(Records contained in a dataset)
════════
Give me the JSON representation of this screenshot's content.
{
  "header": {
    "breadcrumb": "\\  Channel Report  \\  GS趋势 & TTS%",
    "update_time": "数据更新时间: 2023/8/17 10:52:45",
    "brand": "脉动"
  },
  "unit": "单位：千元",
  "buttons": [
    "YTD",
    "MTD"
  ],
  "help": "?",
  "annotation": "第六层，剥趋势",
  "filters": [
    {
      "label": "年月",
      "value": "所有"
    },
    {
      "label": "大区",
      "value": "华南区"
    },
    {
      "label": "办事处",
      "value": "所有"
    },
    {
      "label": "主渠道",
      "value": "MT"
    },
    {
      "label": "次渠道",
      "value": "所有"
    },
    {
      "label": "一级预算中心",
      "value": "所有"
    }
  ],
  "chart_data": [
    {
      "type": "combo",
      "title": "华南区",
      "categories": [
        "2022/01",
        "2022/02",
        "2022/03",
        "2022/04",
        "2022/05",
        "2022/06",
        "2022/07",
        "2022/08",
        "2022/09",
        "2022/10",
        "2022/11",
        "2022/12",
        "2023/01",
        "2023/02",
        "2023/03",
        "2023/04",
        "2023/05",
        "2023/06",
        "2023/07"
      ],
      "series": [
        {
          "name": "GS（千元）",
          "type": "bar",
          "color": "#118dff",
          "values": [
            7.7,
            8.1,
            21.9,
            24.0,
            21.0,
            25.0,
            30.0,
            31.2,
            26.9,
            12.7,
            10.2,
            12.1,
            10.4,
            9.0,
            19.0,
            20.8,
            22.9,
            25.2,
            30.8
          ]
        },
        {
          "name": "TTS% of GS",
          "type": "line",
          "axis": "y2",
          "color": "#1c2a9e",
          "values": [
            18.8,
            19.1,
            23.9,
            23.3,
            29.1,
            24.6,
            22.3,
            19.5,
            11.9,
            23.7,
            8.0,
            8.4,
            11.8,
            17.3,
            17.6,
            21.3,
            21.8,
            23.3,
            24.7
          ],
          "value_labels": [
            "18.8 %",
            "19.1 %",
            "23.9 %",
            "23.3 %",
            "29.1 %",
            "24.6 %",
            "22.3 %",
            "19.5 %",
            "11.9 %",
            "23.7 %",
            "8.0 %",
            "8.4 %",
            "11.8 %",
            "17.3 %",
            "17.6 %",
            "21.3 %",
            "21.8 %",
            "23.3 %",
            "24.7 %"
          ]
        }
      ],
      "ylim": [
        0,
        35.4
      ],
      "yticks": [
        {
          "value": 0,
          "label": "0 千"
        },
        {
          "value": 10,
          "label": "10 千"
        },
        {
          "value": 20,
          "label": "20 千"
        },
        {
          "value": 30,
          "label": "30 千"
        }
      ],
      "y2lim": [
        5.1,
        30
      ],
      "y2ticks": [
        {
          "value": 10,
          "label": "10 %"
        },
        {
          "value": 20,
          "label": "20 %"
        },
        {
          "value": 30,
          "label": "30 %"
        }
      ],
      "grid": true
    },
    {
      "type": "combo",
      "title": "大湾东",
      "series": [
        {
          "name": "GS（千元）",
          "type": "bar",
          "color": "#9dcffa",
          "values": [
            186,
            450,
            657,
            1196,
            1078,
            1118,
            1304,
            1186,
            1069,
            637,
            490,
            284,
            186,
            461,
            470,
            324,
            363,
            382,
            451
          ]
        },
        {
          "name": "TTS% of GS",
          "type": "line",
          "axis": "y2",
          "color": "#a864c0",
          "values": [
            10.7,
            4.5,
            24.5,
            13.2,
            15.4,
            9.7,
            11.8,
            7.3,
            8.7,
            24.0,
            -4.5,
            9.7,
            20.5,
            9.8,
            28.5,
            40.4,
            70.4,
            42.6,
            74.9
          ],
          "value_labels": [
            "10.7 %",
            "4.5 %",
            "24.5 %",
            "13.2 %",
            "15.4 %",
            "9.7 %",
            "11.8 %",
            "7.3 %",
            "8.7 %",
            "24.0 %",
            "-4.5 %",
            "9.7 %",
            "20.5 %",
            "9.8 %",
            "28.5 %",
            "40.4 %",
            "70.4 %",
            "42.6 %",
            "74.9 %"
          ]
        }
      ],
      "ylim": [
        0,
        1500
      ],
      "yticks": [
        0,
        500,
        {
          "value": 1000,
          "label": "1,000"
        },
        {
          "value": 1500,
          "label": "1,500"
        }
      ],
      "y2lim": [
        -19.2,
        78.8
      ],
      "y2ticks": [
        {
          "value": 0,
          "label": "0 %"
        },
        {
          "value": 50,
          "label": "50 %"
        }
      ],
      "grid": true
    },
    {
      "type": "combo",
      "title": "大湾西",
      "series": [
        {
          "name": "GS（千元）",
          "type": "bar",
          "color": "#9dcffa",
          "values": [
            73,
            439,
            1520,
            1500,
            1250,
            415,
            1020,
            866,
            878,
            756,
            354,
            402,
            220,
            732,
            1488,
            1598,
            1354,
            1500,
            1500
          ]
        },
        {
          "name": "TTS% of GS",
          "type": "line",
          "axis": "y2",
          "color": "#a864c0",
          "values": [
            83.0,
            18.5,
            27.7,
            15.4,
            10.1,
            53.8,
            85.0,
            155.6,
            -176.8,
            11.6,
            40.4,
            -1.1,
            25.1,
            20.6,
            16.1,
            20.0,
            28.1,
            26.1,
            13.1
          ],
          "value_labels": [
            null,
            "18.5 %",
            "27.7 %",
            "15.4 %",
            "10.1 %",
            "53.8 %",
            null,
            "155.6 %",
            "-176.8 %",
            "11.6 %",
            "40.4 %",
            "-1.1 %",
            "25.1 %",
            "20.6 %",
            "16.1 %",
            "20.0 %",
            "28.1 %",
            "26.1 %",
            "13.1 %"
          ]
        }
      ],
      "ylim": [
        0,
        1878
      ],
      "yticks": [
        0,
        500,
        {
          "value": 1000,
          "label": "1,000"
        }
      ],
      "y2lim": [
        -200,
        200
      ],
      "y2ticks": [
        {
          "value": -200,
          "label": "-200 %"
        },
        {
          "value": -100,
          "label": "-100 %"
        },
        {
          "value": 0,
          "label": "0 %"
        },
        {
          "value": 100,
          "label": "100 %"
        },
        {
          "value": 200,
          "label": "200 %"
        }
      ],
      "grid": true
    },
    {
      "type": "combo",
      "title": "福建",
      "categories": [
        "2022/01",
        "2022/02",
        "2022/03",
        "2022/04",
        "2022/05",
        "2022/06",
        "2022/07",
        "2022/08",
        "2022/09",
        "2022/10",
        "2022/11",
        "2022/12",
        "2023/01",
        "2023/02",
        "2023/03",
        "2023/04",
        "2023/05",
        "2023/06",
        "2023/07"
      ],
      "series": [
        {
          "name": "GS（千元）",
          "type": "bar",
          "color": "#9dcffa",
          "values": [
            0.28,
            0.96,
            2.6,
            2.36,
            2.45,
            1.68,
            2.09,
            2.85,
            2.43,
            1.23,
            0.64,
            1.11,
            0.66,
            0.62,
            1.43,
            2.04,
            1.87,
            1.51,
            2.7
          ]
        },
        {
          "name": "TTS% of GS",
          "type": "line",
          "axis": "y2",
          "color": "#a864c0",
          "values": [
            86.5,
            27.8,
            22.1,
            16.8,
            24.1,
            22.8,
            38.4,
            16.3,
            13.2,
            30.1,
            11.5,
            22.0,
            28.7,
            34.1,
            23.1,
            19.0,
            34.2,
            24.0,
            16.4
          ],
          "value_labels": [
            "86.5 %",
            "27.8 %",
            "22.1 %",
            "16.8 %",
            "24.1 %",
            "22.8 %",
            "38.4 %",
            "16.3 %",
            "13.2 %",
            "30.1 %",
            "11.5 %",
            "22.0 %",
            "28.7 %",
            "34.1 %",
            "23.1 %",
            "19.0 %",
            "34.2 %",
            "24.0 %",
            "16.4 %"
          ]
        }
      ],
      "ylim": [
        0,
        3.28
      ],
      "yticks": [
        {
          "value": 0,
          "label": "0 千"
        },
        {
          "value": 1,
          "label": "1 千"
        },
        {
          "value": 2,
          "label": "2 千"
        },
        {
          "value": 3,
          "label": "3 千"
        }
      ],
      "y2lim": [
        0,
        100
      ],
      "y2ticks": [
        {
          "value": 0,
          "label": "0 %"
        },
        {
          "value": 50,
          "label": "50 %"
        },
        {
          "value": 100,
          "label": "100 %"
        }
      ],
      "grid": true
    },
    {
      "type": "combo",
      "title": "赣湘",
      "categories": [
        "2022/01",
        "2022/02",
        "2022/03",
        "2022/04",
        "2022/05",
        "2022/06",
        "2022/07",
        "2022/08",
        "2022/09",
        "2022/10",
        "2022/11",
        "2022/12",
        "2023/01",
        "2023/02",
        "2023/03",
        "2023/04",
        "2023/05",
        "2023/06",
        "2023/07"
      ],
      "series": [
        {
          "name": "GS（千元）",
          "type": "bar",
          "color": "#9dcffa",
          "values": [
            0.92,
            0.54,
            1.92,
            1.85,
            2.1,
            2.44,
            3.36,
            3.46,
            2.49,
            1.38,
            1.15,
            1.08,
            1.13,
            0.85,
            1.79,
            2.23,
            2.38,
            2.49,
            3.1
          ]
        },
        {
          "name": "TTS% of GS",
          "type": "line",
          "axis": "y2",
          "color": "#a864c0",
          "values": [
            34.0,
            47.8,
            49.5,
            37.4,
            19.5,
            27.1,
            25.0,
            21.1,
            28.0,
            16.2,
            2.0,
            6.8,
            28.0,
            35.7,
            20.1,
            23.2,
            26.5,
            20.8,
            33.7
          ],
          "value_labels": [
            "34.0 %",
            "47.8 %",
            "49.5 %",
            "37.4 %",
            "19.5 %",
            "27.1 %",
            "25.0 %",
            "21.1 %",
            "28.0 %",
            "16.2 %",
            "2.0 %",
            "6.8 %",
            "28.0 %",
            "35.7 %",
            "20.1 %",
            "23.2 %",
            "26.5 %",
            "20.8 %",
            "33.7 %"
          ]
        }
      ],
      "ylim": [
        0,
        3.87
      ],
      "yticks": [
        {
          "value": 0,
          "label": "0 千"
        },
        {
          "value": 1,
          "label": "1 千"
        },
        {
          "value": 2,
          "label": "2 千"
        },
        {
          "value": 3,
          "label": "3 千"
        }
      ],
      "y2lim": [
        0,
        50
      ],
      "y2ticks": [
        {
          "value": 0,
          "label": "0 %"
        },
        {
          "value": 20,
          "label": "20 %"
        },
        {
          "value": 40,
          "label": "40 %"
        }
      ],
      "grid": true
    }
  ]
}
════════
Where a line above holds the string "title", show that line.

● **Response to the exercise**:
      "title": "华南区",
      "title": "大湾东",
      "title": "大湾西",
      "title": "福建",
      "title": "赣湘",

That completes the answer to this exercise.